TAREFAS =>
A. Reproduza na íntegra, sem nenhuma alteração, o texto sobre adoção no Brasil.
B. Quantas linhas da listagem contêm a palavra "code"? Responda somente com o número.

TRECHO DO DOCUMENTO =>
******************************
Disponível em: http://emais.estadao.com.br/blogs/daniel-martins-de-barros/sensacionalismo-pressa-ou-ignorancia-a-volta-da-cura-gay/

sexta-feira, 26 de maio de 2017

25/05 Dia da Adoção: Mais de 5,5 mil crianças aguardam pela adoção no Brasil

Gerando AMOR!

Exigências dos candidatos dificultam a adoção no Brasil. 

Apesar de ser um dos países mais miscigenados do planeta, o Brasil ainda não aceita as diferenças. Prova disso é a dificuldade de efetivação nos processo de adoção. Mesmo que existam mais pretendentes do que crianças disponíveis, a adoção no Brasil é dificultada pelas restrições impostas pelas pessoas que desejam adotar. 

 Como funciona a adoção no Brasil 

O primeiro passo para concretizar o sonho da adoção deve ser dado no núcleo familiar. O casal ou a pessoa que deseja adotar uma criança precisa calcular e planejar todos os detalhes que o ato envolve. 

É necessário pensar na qualidade de vida e segurança, nos possíveis acompanhamentos que a criança possa precisar e na própria capacidade de assumir a responsabilidade por uma outra vida. Contudo, isso pensado, é hora de iniciar a primeira etapa do processo de adoção no Brasil - a apresentação para a justiça. Procure uma Vara da Infância e Juventude e o Serviço Social. É lá que você deverá inscrever-se no CPA - Cadastro de Pretendentes à Adoção. É tempo também de entregar uma documentação inicial, por isso tenha todos os documentos preparados no dia.
******************************
(Registros de um conjunto de dados)
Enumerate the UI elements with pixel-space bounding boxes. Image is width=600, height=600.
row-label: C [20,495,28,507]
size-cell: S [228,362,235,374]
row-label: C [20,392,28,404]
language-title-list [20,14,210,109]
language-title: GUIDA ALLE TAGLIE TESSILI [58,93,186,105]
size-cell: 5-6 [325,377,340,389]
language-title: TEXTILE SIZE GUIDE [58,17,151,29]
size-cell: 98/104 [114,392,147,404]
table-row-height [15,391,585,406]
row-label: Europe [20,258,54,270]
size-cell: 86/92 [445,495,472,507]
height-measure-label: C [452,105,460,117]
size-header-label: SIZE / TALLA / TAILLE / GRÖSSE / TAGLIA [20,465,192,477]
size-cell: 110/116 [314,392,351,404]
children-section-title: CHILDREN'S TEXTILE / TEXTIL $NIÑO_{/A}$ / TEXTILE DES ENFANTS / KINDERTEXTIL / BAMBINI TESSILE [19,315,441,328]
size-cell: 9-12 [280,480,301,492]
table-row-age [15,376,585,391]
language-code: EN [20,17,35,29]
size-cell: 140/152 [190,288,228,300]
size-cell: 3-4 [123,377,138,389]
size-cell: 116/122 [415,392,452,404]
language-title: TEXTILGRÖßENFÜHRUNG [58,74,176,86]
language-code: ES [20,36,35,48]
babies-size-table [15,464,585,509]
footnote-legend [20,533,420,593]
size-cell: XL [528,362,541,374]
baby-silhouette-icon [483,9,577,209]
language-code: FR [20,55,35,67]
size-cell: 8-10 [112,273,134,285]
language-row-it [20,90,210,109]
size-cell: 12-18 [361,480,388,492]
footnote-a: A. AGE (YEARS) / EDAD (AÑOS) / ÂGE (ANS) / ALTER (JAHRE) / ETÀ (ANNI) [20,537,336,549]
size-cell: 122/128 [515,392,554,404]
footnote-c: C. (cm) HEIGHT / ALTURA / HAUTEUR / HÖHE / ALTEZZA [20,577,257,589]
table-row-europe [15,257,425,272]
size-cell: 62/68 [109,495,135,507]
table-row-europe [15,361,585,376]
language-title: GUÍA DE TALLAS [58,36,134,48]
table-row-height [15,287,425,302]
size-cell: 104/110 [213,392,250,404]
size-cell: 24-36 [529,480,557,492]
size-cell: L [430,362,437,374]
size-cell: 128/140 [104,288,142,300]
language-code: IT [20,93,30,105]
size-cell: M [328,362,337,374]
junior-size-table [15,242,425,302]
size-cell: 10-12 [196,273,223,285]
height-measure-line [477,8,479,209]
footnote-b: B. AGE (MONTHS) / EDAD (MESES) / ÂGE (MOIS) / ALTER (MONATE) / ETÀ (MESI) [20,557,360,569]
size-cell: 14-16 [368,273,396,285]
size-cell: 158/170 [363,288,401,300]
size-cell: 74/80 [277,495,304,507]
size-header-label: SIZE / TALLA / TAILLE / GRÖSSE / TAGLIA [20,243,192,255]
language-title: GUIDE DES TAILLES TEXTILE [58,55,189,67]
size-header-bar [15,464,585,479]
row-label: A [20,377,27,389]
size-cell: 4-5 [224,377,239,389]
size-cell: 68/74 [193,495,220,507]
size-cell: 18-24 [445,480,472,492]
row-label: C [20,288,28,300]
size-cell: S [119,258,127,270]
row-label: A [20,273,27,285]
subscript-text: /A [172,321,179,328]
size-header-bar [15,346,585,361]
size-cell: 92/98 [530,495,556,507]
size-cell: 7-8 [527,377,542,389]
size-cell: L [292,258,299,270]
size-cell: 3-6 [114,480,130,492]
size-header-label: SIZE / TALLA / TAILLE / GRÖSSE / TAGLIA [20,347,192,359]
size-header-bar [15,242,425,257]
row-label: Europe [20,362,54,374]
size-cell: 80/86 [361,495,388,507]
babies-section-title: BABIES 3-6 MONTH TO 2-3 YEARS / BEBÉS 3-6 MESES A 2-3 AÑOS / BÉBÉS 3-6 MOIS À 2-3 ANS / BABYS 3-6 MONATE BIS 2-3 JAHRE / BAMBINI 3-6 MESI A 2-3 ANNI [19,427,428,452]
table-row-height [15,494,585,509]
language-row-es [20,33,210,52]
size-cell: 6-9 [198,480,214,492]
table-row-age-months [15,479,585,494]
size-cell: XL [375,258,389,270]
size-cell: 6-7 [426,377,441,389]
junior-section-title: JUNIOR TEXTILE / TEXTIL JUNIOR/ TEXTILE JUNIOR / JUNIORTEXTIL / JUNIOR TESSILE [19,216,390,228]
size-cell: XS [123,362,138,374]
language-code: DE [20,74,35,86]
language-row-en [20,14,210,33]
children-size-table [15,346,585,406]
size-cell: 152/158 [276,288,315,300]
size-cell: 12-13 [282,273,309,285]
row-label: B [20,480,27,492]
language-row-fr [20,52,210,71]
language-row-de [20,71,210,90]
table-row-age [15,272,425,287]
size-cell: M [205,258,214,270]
******************************
SOLUÇÕES =>
A.
Disponível em: http://emais.estadao.com.br/blogs/daniel-martins-de-barros/sensacionalismo-pressa-ou-ignorancia-a-volta-da-cura-gay/

sexta-feira, 26 de maio de 2017

25/05 Dia da Adoção: Mais de 5,5 mil crianças aguardam pela adoção no Brasil

Gerando AMOR!

Exigências dos candidatos dificultam a adoção no Brasil. 

Apesar de ser um dos países mais miscigenados do planeta, o Brasil ainda não aceita as diferenças. Prova disso é a dificuldade de efetivação nos processo de adoção. Mesmo que existam mais pretendentes do que crianças disponíveis, a adoção no Brasil é dificultada pelas restrições impostas pelas pessoas que desejam adotar. 

 Como funciona a adoção no Brasil 

O primeiro passo para concretizar o sonho da adoção deve ser dado no núcleo familiar. O casal ou a pessoa que deseja adotar uma criança precisa calcular e planejar todos os detalhes que o ato envolve. 

É necessário pensar na qualidade de vida e segurança, nos possíveis acompanhamentos que a criança possa precisar e na própria capacidade de assumir a responsabilidade por uma outra vida. Contudo, isso pensado, é hora de iniciar a primeira etapa do processo de adoção no Brasil - a apresentação para a justiça. Procure uma Vara da Infância e Juventude e o Serviço Social. É lá que você deverá inscrever-se no CPA - Cadastro de Pretendentes à Adoção. É tempo também de entregar uma documentação inicial, por isso tenha todos os documentos preparados no dia.

B. 5